# [REQUIREMENT]
Where does the string "this" occur in the records below? Copy every line that holds it.

[Collected data entries]
━━━━
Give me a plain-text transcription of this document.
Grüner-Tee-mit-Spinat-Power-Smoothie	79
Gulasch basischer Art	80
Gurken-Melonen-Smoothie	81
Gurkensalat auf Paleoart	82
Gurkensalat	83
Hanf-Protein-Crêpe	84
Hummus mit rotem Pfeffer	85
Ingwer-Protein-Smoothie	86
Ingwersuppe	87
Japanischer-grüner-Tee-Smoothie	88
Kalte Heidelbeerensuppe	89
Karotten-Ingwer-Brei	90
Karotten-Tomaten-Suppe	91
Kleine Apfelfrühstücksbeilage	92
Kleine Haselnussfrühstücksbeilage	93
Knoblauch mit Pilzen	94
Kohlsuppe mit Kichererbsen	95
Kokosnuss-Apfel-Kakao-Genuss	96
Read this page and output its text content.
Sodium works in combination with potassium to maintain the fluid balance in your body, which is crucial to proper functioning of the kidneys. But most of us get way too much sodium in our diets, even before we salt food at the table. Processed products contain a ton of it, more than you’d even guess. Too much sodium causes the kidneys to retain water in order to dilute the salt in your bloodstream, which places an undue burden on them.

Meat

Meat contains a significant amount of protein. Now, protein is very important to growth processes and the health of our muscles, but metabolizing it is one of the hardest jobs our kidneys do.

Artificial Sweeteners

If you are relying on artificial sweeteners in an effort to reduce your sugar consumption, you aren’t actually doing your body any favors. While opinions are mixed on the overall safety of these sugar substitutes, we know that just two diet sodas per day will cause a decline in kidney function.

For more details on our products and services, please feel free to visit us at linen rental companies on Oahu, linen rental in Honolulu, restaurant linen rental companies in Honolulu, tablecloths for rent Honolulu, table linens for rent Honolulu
━━━━
# [OUTPUT]
Give me a plain-text transcription of this document.
Read this page and output its text content.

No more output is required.